Job ->
Say how many lines of the listing below contain "آورید", giving the number and nothing else.

Data records
════

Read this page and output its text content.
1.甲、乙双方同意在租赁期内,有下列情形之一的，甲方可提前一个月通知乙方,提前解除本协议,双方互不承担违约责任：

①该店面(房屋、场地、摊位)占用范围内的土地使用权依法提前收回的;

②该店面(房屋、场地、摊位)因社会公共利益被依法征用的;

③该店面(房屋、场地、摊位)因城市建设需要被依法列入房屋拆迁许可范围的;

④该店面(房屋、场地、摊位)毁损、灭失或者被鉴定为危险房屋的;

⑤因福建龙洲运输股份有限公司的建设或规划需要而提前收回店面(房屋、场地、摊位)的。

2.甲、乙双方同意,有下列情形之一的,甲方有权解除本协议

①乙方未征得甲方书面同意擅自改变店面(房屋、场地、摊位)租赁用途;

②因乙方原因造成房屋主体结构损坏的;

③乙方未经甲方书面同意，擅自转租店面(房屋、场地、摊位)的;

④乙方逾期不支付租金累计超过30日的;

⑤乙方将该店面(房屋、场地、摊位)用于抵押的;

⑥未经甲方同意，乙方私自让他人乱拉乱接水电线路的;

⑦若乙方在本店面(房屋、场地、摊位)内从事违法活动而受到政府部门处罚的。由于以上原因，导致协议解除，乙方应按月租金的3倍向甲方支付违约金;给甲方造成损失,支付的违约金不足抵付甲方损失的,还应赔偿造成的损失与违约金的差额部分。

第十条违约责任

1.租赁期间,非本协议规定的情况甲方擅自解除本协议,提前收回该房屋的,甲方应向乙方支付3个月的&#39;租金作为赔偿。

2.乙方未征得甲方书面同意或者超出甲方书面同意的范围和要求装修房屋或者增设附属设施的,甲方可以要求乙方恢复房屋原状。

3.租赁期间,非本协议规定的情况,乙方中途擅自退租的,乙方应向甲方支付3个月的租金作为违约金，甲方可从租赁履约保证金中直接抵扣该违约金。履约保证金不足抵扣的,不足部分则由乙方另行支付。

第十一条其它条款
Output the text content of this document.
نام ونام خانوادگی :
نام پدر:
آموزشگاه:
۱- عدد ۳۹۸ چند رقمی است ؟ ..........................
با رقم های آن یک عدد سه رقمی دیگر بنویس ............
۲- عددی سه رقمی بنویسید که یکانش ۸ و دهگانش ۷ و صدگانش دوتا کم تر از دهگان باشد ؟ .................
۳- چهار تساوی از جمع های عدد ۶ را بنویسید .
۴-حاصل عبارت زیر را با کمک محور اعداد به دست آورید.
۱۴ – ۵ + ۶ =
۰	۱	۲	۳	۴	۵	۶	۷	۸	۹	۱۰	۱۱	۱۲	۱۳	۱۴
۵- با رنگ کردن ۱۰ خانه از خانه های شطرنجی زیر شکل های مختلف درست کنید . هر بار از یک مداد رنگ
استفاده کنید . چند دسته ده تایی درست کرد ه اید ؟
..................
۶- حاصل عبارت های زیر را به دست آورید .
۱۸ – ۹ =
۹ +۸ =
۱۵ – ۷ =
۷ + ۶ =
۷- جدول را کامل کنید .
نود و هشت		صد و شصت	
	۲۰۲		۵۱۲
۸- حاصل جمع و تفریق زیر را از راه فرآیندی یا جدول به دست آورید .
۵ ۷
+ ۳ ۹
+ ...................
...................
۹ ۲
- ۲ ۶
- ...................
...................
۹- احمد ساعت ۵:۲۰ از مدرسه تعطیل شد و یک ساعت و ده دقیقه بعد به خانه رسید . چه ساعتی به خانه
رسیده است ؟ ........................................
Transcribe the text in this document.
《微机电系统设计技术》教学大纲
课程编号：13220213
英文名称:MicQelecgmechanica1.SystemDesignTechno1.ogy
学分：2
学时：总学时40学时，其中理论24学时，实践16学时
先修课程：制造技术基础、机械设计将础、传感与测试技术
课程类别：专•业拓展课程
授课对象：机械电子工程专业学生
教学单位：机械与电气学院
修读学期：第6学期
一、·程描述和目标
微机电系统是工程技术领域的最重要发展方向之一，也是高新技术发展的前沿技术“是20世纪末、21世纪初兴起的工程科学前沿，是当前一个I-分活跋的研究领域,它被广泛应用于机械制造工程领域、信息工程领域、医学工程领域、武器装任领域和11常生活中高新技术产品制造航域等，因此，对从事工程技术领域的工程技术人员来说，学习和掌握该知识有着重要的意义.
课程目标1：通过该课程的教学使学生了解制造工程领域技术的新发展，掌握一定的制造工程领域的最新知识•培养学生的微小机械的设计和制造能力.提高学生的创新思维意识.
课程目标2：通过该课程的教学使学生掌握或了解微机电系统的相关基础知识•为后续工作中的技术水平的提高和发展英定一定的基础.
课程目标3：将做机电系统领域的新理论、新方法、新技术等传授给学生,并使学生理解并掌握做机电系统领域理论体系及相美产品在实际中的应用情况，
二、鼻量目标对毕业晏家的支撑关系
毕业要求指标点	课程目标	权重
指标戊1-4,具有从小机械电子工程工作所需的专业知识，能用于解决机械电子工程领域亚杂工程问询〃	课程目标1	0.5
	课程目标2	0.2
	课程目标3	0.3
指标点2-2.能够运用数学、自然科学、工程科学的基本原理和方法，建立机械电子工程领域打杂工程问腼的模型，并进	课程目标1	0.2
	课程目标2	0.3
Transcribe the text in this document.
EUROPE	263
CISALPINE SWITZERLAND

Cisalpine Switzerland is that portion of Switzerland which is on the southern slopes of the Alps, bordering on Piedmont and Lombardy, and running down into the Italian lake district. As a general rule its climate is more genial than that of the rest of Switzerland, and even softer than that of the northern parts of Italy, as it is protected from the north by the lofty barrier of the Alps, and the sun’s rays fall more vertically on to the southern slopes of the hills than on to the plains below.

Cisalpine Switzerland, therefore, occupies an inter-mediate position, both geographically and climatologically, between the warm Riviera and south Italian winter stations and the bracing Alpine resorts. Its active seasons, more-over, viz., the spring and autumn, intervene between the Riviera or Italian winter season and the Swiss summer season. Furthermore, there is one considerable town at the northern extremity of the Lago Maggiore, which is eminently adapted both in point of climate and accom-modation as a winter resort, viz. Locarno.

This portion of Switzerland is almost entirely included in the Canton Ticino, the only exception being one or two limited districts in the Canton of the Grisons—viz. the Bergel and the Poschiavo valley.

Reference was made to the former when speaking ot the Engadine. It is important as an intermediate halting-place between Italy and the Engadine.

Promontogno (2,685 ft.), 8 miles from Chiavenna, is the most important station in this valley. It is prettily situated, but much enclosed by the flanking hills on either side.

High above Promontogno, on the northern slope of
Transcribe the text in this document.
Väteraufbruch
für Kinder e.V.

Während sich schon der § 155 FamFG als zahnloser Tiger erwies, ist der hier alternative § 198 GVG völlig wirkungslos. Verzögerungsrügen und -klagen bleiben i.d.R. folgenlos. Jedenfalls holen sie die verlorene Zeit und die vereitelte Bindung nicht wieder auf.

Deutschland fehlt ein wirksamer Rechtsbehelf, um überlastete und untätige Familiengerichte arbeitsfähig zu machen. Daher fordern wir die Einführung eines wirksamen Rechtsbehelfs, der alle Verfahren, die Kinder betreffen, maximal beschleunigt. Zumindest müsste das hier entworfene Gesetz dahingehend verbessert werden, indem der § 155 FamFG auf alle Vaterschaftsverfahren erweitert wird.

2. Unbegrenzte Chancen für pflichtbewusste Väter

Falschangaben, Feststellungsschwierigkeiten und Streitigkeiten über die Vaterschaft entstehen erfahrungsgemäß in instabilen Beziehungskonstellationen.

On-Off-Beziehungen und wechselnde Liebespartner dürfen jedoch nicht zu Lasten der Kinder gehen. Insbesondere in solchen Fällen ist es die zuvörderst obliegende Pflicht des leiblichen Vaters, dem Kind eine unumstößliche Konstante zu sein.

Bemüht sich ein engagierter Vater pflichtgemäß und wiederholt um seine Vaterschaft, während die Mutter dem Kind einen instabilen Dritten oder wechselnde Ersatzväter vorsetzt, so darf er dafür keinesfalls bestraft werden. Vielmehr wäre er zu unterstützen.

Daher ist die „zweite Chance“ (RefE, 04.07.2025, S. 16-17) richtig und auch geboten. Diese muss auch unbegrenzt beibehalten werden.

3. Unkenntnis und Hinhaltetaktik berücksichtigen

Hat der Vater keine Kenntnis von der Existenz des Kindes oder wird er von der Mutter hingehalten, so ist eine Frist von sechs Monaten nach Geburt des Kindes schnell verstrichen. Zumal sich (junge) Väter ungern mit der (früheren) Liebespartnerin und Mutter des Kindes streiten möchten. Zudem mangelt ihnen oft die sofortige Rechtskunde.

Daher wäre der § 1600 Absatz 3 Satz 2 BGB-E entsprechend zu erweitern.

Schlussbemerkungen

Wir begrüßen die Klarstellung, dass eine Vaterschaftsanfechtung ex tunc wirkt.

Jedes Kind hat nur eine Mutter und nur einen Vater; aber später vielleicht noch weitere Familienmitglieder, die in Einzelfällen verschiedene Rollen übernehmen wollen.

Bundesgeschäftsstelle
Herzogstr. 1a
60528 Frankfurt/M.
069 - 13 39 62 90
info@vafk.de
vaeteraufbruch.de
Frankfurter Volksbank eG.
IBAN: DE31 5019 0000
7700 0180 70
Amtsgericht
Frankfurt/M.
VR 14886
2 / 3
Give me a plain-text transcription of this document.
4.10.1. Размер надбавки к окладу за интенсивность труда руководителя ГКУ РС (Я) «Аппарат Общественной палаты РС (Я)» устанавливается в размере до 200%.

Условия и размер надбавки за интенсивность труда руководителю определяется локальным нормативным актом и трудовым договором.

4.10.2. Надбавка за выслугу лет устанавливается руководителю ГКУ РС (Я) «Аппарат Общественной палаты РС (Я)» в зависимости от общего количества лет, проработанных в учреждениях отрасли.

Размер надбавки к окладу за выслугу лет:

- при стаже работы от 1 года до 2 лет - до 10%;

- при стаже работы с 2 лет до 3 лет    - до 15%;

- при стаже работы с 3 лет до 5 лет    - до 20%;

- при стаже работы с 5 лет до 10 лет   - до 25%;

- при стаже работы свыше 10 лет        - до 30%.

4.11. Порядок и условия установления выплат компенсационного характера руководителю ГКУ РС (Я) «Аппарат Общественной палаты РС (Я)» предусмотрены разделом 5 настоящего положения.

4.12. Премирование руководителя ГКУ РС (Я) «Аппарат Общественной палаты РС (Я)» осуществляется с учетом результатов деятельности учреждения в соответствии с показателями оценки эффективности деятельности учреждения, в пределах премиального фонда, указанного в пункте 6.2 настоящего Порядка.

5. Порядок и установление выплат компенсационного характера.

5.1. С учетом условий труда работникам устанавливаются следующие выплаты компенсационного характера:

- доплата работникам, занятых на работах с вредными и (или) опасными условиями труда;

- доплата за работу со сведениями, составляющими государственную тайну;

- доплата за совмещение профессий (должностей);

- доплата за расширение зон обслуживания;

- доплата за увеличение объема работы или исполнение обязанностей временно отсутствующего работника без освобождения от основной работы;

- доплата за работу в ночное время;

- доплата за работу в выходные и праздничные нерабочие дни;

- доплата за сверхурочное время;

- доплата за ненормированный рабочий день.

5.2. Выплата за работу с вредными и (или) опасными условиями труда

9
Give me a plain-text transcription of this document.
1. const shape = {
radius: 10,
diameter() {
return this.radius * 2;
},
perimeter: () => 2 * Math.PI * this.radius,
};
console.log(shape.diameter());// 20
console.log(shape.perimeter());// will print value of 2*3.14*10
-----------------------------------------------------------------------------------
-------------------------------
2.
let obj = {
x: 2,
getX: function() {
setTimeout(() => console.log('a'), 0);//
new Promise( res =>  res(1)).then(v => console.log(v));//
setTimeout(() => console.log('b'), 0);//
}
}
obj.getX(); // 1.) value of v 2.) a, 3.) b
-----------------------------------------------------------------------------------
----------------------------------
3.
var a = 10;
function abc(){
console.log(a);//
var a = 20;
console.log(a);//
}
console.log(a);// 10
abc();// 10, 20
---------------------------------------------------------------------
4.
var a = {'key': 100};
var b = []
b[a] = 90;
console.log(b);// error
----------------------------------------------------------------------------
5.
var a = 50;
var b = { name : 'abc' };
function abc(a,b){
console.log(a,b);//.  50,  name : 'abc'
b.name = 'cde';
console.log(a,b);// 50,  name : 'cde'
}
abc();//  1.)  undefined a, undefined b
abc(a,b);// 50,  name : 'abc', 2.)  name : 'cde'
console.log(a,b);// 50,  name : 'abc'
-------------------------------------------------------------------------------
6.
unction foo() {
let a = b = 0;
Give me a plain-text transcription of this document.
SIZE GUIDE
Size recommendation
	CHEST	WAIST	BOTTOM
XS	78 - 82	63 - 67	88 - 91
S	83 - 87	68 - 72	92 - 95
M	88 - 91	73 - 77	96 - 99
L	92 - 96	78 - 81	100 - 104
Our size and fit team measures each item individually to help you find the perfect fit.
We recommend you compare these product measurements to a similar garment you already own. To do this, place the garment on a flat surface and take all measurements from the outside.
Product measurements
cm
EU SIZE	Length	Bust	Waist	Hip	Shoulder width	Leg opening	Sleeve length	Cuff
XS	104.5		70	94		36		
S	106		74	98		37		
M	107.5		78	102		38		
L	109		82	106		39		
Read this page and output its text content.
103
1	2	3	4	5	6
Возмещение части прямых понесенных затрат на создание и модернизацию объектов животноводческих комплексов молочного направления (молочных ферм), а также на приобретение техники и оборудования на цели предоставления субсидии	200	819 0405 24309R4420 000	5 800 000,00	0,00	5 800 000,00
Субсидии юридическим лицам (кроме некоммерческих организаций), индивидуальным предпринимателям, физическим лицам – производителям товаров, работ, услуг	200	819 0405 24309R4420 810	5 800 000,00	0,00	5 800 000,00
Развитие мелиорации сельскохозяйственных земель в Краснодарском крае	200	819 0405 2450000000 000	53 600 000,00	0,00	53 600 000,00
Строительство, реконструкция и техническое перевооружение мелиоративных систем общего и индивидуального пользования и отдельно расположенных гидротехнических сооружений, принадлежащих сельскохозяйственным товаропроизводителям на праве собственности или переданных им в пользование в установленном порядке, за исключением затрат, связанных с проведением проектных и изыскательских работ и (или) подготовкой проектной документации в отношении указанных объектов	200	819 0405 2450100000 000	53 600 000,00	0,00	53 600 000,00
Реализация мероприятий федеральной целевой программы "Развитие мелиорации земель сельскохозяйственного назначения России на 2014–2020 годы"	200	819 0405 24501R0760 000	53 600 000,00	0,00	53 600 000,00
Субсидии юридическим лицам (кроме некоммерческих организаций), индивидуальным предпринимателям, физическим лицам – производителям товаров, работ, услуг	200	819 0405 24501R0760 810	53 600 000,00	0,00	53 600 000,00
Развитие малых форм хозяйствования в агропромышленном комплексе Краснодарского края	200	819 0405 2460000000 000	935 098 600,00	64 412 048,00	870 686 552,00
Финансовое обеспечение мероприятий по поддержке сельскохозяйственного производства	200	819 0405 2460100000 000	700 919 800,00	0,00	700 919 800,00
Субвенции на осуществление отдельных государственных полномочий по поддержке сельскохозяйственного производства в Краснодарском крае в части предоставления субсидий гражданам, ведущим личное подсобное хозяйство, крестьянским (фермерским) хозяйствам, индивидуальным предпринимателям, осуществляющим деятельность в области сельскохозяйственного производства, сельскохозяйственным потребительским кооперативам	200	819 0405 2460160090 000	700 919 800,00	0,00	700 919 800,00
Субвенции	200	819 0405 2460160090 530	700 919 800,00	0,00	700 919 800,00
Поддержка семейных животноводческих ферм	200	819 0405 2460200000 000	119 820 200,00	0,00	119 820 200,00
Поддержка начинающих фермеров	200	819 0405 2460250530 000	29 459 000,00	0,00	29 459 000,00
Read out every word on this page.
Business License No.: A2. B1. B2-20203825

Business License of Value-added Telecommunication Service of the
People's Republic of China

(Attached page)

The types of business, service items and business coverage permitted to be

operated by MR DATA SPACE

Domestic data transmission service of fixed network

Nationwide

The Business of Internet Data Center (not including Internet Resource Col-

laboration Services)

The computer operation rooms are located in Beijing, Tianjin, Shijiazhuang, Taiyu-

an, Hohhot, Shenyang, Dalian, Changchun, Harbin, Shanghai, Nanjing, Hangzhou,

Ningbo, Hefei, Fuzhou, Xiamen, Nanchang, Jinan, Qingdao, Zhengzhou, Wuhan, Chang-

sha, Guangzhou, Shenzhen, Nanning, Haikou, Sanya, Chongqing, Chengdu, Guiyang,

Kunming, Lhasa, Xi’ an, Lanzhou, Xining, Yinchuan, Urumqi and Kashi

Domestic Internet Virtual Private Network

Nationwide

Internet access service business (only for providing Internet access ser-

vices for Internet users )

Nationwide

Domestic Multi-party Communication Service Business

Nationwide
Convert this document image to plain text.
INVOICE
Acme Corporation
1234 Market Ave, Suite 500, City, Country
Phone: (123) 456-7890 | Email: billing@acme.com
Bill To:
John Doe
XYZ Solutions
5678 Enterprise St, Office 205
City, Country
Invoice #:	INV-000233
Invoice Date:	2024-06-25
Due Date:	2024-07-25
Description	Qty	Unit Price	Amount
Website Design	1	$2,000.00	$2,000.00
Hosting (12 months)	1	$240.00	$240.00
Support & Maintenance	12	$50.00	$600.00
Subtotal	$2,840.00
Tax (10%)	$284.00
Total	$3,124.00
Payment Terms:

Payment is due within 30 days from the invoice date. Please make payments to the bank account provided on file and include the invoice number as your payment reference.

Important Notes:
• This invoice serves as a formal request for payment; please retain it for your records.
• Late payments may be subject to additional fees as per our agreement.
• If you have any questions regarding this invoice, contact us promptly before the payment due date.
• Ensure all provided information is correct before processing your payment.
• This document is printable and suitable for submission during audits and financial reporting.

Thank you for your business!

════

Exercise response ->
3